• _Job_
Copy each line of the listing below exactly.

• _Dataset content_
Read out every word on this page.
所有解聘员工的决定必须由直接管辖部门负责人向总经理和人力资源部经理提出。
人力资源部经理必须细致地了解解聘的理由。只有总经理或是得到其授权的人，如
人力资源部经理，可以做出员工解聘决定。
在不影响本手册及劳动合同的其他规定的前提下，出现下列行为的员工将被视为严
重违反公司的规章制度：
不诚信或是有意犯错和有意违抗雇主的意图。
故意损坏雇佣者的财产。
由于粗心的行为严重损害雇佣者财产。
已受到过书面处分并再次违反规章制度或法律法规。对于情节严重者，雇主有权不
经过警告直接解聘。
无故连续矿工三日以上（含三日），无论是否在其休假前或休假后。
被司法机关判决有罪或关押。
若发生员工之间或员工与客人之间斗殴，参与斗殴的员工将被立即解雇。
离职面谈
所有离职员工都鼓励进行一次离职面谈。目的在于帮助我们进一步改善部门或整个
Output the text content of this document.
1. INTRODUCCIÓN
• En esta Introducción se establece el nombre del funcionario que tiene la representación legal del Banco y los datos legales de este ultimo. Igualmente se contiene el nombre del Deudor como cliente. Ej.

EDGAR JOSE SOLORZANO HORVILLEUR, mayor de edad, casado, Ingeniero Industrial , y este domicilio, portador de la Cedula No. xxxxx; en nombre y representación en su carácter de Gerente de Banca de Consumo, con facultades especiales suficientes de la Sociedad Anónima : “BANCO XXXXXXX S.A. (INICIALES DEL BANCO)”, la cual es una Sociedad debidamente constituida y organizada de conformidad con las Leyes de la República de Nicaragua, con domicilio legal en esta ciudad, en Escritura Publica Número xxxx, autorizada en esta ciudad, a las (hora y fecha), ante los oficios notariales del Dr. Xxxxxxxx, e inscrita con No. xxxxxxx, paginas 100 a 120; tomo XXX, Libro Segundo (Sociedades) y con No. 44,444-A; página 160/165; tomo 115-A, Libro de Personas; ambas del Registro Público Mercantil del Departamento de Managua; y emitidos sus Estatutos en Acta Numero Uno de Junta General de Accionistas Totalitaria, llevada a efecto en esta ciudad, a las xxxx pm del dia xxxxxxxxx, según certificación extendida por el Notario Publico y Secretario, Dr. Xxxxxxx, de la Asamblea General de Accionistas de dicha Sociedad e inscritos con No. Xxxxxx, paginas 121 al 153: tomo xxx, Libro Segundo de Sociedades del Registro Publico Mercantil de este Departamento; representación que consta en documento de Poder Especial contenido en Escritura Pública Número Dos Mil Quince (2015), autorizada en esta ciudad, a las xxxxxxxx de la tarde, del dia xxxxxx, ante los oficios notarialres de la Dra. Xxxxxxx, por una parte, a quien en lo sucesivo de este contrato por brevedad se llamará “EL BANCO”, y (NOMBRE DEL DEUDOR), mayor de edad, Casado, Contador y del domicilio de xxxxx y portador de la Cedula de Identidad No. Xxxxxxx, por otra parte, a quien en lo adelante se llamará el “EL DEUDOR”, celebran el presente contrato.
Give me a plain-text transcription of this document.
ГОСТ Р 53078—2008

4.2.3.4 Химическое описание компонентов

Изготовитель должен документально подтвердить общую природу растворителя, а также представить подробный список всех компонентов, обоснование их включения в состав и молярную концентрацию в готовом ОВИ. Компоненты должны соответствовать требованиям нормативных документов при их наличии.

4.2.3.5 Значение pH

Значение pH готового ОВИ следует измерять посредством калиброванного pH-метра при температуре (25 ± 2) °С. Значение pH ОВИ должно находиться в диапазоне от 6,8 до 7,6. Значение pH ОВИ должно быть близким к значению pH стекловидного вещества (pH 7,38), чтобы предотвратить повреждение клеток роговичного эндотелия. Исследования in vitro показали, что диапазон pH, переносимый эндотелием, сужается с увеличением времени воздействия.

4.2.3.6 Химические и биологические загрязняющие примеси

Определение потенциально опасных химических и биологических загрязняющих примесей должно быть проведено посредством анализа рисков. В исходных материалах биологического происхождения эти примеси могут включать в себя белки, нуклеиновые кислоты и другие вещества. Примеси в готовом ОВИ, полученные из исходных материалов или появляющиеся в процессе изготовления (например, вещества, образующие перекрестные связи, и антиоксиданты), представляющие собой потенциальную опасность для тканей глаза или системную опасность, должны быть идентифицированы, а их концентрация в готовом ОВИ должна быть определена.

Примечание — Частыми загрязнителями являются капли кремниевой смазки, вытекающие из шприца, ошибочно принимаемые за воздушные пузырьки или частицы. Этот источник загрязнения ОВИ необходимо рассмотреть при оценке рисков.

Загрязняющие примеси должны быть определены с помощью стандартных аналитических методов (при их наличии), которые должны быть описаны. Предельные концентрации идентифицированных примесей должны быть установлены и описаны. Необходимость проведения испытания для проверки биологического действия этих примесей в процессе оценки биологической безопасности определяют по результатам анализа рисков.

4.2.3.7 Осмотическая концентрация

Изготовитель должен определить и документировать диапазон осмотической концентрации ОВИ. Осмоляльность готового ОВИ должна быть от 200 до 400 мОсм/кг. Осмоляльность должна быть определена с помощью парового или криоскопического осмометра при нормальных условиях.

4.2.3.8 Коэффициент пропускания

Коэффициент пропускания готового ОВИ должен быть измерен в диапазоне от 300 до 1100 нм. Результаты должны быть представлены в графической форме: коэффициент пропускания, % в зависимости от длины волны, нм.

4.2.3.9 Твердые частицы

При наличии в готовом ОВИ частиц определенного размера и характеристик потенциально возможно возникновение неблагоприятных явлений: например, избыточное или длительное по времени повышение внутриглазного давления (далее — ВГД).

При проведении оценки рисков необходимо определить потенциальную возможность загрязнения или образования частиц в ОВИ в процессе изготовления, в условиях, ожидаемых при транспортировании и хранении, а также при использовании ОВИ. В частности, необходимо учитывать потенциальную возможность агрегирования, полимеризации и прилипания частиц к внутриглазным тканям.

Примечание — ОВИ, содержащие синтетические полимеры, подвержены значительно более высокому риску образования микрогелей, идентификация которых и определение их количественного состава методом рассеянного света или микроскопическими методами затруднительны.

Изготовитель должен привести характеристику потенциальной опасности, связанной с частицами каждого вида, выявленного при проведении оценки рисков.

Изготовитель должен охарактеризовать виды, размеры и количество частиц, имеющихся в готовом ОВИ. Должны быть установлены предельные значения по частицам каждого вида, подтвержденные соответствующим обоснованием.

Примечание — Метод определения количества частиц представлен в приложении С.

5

• _Response to the exercise_
Read out every word on this page.
所有解聘员工的决定必须由直接管辖部门负责人向总经理和人力资源部经理提出。
人力资源部经理必须细致地了解解聘的理由。只有总经理或是得到其授权的人，如
人力资源部经理，可以做出员工解聘决定。
在不影响本手册及劳动合同的其他规定的前提下，出现下列行为的员工将被视为严
重违反公司的规章制度：
不诚信或是有意犯错和有意违抗雇主的意图。
故意损坏雇佣者的财产。
由于粗心的行为严重损害雇佣者财产。
已受到过书面处分并再次违反规章制度或法律法规。对于情节严重者，雇主有权不
经过警告直接解聘。
无故连续矿工三日以上（含三日），无论是否在其休假前或休假后。
被司法机关判决有罪或关押。
若发生员工之间或员工与客人之间斗殴，参与斗殴的员工将被立即解雇。
离职面谈
所有离职员工都鼓励进行一次离职面谈。目的在于帮助我们进一步改善部门或整个
Output the text content of this document.
1. INTRODUCCIÓN
• En esta Introducción se establece el nombre del funcionario que tiene la representación legal del Banco y los datos legales de este ultimo. Igualmente se contiene el nombre del Deudor como cliente. Ej.

EDGAR JOSE SOLORZANO HORVILLEUR, mayor de edad, casado, Ingeniero Industrial , y este domicilio, portador de la Cedula No. xxxxx; en nombre y representación en su carácter de Gerente de Banca de Consumo, con facultades especiales suficientes de la Sociedad Anónima : “BANCO XXXXXXX S.A. (INICIALES DEL BANCO)”, la cual es una Sociedad debidamente constituida y organizada de conformidad con las Leyes de la República de Nicaragua, con domicilio legal en esta ciudad, en Escritura Publica Número xxxx, autorizada en esta ciudad, a las (hora y fecha), ante los oficios notariales del Dr. Xxxxxxxx, e inscrita con No. xxxxxxx, paginas 100 a 120; tomo XXX, Libro Segundo (Sociedades) y con No. 44,444-A; página 160/165; tomo 115-A, Libro de Personas; ambas del Registro Público Mercantil del Departamento de Managua; y emitidos sus Estatutos en Acta Numero Uno de Junta General de Accionistas Totalitaria, llevada a efecto en esta ciudad, a las xxxx pm del dia xxxxxxxxx, según certificación extendida por el Notario Publico y Secretario, Dr. Xxxxxxx, de la Asamblea General de Accionistas de dicha Sociedad e inscritos con No. Xxxxxx, paginas 121 al 153: tomo xxx, Libro Segundo de Sociedades del Registro Publico Mercantil de este Departamento; representación que consta en documento de Poder Especial contenido en Escritura Pública Número Dos Mil Quince (2015), autorizada en esta ciudad, a las xxxxxxxx de la tarde, del dia xxxxxx, ante los oficios notarialres de la Dra. Xxxxxxx, por una parte, a quien en lo sucesivo de este contrato por brevedad se llamará “EL BANCO”, y (NOMBRE DEL DEUDOR), mayor de edad, Casado, Contador y del domicilio de xxxxx y portador de la Cedula de Identidad No. Xxxxxxx, por otra parte, a quien en lo adelante se llamará el “EL DEUDOR”, celebran el presente contrato.
Give me a plain-text transcription of this document.
ГОСТ Р 53078—2008

4.2.3.4 Химическое описание компонентов

Изготовитель должен документально подтвердить общую природу растворителя, а также представить подробный список всех компонентов, обоснование их включения в состав и молярную концентрацию в готовом ОВИ. Компоненты должны соответствовать требованиям нормативных документов при их наличии.

4.2.3.5 Значение pH

Значение pH готового ОВИ следует измерять посредством калиброванного pH-метра при температуре (25 ± 2) °С. Значение pH ОВИ должно находиться в диапазоне от 6,8 до 7,6. Значение pH ОВИ должно быть близким к значению pH стекловидного вещества (pH 7,38), чтобы предотвратить повреждение клеток роговичного эндотелия. Исследования in vitro показали, что диапазон pH, переносимый эндотелием, сужается с увеличением времени воздействия.

4.2.3.6 Химические и биологические загрязняющие примеси

Определение потенциально опасных химических и биологических загрязняющих примесей должно быть проведено посредством анализа рисков. В исходных материалах биологического происхождения эти примеси могут включать в себя белки, нуклеиновые кислоты и другие вещества. Примеси в готовом ОВИ, полученные из исходных материалов или появляющиеся в процессе изготовления (например, вещества, образующие перекрестные связи, и антиоксиданты), представляющие собой потенциальную опасность для тканей глаза или системную опасность, должны быть идентифицированы, а их концентрация в готовом ОВИ должна быть определена.

Примечание — Частыми загрязнителями являются капли кремниевой смазки, вытекающие из шприца, ошибочно принимаемые за воздушные пузырьки или частицы. Этот источник загрязнения ОВИ необходимо рассмотреть при оценке рисков.

Загрязняющие примеси должны быть определены с помощью стандартных аналитических методов (при их наличии), которые должны быть описаны. Предельные концентрации идентифицированных примесей должны быть установлены и описаны. Необходимость проведения испытания для проверки биологического действия этих примесей в процессе оценки биологической безопасности определяют по результатам анализа рисков.

4.2.3.7 Осмотическая концентрация

Изготовитель должен определить и документировать диапазон осмотической концентрации ОВИ. Осмоляльность готового ОВИ должна быть от 200 до 400 мОсм/кг. Осмоляльность должна быть определена с помощью парового или криоскопического осмометра при нормальных условиях.

4.2.3.8 Коэффициент пропускания

Коэффициент пропускания готового ОВИ должен быть измерен в диапазоне от 300 до 1100 нм. Результаты должны быть представлены в графической форме: коэффициент пропускания, % в зависимости от длины волны, нм.

4.2.3.9 Твердые частицы

При наличии в готовом ОВИ частиц определенного размера и характеристик потенциально возможно возникновение неблагоприятных явлений: например, избыточное или длительное по времени повышение внутриглазного давления (далее — ВГД).

При проведении оценки рисков необходимо определить потенциальную возможность загрязнения или образования частиц в ОВИ в процессе изготовления, в условиях, ожидаемых при транспортировании и хранении, а также при использовании ОВИ. В частности, необходимо учитывать потенциальную возможность агрегирования, полимеризации и прилипания частиц к внутриглазным тканям.

Примечание — ОВИ, содержащие синтетические полимеры, подвержены значительно более высокому риску образования микрогелей, идентификация которых и определение их количественного состава методом рассеянного света или микроскопическими методами затруднительны.

Изготовитель должен привести характеристику потенциальной опасности, связанной с частицами каждого вида, выявленного при проведении оценки рисков.

Изготовитель должен охарактеризовать виды, размеры и количество частиц, имеющихся в готовом ОВИ. Должны быть установлены предельные значения по частицам каждого вида, подтвержденные соответствующим обоснованием.

Примечание — Метод определения количества частиц представлен в приложении С.

5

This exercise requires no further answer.